+++ Stored data

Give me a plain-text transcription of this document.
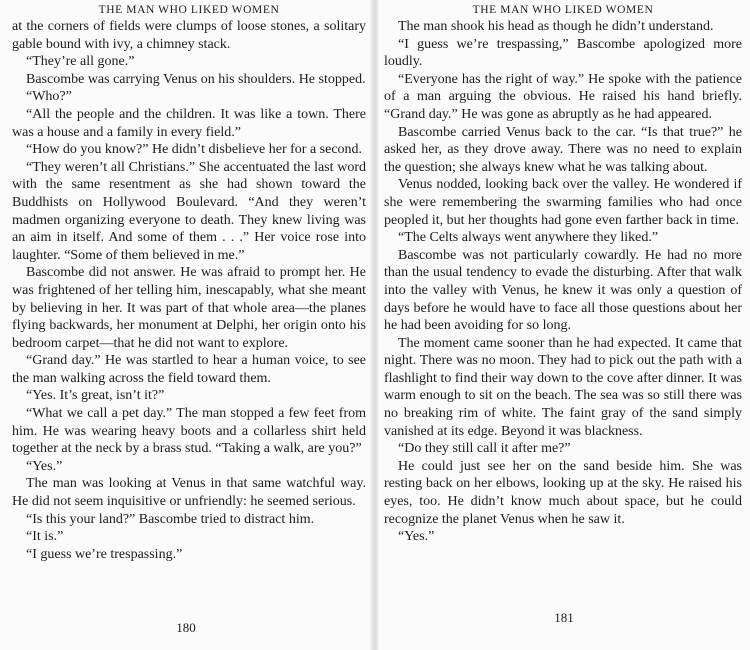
THE MAN WHO LIKED WOMEN

at the corners of fields were clumps of loose stones, a solitary gable bound with ivy, a chimney stack.

“They’re all gone.”

Bascombe was carrying Venus on his shoulders. He stopped.

“Who?”

“All the people and the children. It was like a town. There was a house and a family in every field.”

“How do you know?” He didn’t disbelieve her for a second.

“They weren’t all Christians.” She accentuated the last word with the same resentment as she had shown toward the Buddhists on Hollywood Boulevard. “And they weren’t madmen organizing everyone to death. They knew living was an aim in itself. And some of them . . .” Her voice rose into laughter. “Some of them believed in me.”

Bascombe did not answer. He was afraid to prompt her. He was frightened of her telling him, inescapably, what she meant by believing in her. It was part of that whole area—the planes flying backwards, her monument at Delphi, her origin onto his bedroom carpet—that he did not want to explore.

“Grand day.” He was startled to hear a human voice, to see the man walking across the field toward them.

“Yes. It’s great, isn’t it?”

“What we call a pet day.” The man stopped a few feet from him. He was wearing heavy boots and a collarless shirt held together at the neck by a brass stud. “Taking a walk, are you?”

“Yes.”

The man was looking at Venus in that same watchful way. He did not seem inquisitive or unfriendly: he seemed serious.

“Is this your land?” Bascombe tried to distract him.

“It is.”

“I guess we’re trespassing.”

180
THE MAN WHO LIKED WOMEN

The man shook his head as though he didn’t understand.

“I guess we’re trespassing,” Bascombe apologized more loudly.

“Everyone has the right of way.” He spoke with the patience of a man arguing the obvious. He raised his hand briefly. “Grand day.” He was gone as abruptly as he had appeared.

Bascombe carried Venus back to the car. “Is that true?” he asked her, as they drove away. There was no need to explain the question; she always knew what he was talking about.

Venus nodded, looking back over the valley. He wondered if she were remembering the swarming families who had once peopled it, but her thoughts had gone even farther back in time.

“The Celts always went anywhere they liked.”

Bascombe was not particularly cowardly. He had no more than the usual tendency to evade the disturbing. After that walk into the valley with Venus, he knew it was only a question of days before he would have to face all those questions about her he had been avoiding for so long.

The moment came sooner than he had expected. It came that night. There was no moon. They had to pick out the path with a flashlight to find their way down to the cove after dinner. It was warm enough to sit on the beach. The sea was so still there was no breaking rim of white. The faint gray of the sand simply vanished at its edge. Beyond it was blackness.

“Do they still call it after me?”

He could just see her on the sand beside him. She was resting back on her elbows, looking up at the sky. He raised his eyes, too. He didn’t know much about space, but he could recognize the planet Venus when he saw it.

“Yes.”

181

++++++

[Challenge]: Write down only how many lines in the listing contain the word "this".

[Task answer]: 2